▸ INFORMATION SUPPLIED

━━━━━━━━━━━━━━━━

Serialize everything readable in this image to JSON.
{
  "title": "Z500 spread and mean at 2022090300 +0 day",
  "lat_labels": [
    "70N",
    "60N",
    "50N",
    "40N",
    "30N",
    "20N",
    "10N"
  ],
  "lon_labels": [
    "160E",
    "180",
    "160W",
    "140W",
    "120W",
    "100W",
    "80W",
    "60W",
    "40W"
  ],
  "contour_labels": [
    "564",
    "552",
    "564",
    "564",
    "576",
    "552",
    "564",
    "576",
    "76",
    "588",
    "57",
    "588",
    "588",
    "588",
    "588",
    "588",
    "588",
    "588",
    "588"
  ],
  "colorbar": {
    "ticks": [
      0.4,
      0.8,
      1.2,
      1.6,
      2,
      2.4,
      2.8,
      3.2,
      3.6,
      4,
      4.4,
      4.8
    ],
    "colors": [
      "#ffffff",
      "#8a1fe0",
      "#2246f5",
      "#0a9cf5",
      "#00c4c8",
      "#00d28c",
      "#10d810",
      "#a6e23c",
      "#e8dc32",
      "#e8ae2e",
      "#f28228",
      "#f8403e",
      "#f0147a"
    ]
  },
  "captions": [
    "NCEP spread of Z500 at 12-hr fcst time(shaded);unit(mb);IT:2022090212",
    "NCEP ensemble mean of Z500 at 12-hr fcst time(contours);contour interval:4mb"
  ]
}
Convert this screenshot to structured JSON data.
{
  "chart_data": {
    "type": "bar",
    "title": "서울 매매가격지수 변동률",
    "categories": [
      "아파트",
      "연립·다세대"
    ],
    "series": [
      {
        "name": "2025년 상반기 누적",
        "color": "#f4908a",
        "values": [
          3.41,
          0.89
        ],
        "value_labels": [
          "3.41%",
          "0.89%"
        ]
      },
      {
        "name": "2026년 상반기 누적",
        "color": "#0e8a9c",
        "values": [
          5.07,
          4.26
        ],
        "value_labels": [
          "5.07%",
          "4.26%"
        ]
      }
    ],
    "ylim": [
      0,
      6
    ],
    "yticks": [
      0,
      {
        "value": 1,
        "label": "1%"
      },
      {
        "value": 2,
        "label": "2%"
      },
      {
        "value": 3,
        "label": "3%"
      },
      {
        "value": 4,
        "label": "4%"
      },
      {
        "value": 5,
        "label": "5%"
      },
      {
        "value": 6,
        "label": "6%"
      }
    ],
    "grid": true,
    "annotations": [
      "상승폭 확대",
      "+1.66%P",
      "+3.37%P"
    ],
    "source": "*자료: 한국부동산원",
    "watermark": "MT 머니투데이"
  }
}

━━━━━━━━━━━━━━━━

▸ WRITTEN PROBLEM
Go through the records above, find every line with the word "mean", and list those lines.

▸ WORKED SOLUTION
  "title": "Z500 spread and mean at 2022090300 +0 day",
    "NCEP ensemble mean of Z500 at 12-hr fcst time(contours);contour interval:4mb"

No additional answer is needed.